Leestekst.
Countertenor Jakub Józef Orliński is uniek

Countertenor Jakub Józef Orliński is uniek - De Nieuwe Muze
Jakub Józef Orliński – Portrait

 

BEYOND

Jakub Józef Orliński & Il Pomo d’Oro. Gehoord: 19/11, Concertgebouw, Amsterdam

Door Wenneke Savenije

 

Had de Poolse countertenor Jakub Józef Orliński (1990) zes jaar geleden niet een telefoontje gekregen of hij last minute kon invallen, dan was zijn stormachtige carrière misschien heel anders verlopen. Orliński had net met succes gedebuteerd als Orimeno in Cavalli’s opera Erismena op het Festival van Aix-en-Provence. De 26-jarige zanger was op een stoel gesprongen, had parmantig een aria gezongen en zich vervolgens uitgeleefd in een paar breakdance moves.

Debuut

De volgende ochtend vertrok hij op gympen, in korte broek en met een verfomfaaid overhemd aan naar de opnamelocatie voor de live uitzending van het Franse radioprogramma Carrefour de Lodéon. Toen hij daar aankwam met zijn pianist Alphonse Cémin, ook in korte broek en op teenslippers, bleek hun optreden gestreamd te worden op Facebook Live. Tijd voor omkleden was er niet meer. En zo begon Orliński nog half beneveld door het feest van de vorige avond op 13 juli 2017 op hoop van zegen aan Vedrò con mio diletto, een aria uit Vivaldi’s opera Il Giustino uit 1724. Een ster werd geboren. Zijn spontane openlucht optreden werd inmiddels door 10 miljoen kijkers op YouTube bekeken en maakte de countertenor in een klap beroemd. Orliński zong hemels en puur als een engel en zag er met zijn donkerblonde krullen ook uit als een engel. Volgens zijn bewonderaars oogde en klonk Orliński zoals de David van Michelangelo zou klinken als het standbeeld tot leven zou komen om te zingen. Onweerstaanbaar door zijn kracht en sensualiteit.

Lijst met records.

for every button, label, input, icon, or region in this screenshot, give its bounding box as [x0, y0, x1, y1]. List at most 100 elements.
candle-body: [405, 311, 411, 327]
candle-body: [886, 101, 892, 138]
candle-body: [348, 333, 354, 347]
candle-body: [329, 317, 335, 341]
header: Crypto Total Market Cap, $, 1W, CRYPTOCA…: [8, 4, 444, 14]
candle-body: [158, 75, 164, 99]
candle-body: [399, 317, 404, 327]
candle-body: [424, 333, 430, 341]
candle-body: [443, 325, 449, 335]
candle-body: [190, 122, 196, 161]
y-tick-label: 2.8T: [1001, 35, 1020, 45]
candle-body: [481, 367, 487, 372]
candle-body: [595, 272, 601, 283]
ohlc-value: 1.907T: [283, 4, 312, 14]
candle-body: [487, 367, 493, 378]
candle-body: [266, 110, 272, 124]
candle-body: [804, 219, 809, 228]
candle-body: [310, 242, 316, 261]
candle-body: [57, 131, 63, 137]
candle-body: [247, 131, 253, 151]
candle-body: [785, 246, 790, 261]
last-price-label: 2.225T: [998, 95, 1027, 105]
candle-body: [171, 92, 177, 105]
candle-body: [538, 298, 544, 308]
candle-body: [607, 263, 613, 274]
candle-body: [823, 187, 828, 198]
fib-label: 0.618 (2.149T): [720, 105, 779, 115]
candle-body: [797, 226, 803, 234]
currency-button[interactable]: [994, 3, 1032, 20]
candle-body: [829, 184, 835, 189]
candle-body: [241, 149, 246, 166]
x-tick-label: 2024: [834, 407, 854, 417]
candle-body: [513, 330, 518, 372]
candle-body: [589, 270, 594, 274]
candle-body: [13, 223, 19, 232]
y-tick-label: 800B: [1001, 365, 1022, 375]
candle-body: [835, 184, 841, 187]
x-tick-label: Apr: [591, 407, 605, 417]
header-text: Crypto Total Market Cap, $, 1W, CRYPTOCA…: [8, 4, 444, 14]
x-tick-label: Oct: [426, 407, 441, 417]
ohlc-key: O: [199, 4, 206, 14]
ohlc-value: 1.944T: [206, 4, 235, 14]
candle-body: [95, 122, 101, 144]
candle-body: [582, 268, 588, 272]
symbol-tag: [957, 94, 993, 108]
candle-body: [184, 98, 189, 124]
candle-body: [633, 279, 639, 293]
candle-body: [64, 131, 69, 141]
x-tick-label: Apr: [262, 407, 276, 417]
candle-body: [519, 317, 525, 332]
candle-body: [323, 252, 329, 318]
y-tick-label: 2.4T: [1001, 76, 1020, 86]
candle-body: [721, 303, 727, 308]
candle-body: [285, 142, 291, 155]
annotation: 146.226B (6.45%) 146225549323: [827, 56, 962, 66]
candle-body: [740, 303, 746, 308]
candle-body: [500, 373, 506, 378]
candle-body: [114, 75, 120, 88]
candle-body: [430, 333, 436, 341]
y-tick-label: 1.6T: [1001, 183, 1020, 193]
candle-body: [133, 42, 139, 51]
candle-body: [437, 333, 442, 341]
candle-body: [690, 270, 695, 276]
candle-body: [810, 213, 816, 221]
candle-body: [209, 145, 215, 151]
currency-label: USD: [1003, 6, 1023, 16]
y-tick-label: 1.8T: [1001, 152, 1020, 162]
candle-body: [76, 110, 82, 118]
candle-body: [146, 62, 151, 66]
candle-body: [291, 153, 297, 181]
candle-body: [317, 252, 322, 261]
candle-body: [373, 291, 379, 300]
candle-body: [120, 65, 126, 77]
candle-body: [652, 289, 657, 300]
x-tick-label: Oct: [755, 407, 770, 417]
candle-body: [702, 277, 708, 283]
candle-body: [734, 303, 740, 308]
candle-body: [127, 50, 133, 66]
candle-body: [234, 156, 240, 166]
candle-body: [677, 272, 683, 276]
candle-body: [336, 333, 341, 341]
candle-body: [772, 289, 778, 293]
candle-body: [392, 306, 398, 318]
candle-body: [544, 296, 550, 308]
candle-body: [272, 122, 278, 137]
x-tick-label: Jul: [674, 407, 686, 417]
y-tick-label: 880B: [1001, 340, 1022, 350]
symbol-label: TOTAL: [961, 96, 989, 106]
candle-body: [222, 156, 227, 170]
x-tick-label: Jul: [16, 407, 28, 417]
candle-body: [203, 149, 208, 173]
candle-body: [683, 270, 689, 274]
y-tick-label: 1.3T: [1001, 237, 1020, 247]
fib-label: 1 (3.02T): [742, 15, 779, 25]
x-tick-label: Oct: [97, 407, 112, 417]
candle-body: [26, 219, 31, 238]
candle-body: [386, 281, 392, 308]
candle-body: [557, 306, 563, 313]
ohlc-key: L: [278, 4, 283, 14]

Instructie bij opdracht.
Haal uit de tekst over Orliński letterlijk het stuk dat begint bij de woorden met "Countertenor Jakub Józef Orliński is uniek - De" en stopt na "paar breakdance moves.".

Uitwerking opdracht.
Countertenor Jakub Józef Orliński is uniek - De Nieuwe Muze
Jakub Józef Orliński – Portrait

 

BEYOND

Jakub Józef Orliński & Il Pomo d’Oro. Gehoord: 19/11, Concertgebouw, Amsterdam

Door Wenneke Savenije

 

Had de Poolse countertenor Jakub Józef Orliński (1990) zes jaar geleden niet een telefoontje gekregen of hij last minute kon invallen, dan was zijn stormachtige carrière misschien heel anders verlopen. Orliński had net met succes gedebuteerd als Orimeno in Cavalli’s opera Erismena op het Festival van Aix-en-Provence. De 26-jarige zanger was op een stoel gesprongen, had parmantig een aria gezongen en zich vervolgens uitgeleefd in een paar breakdance moves.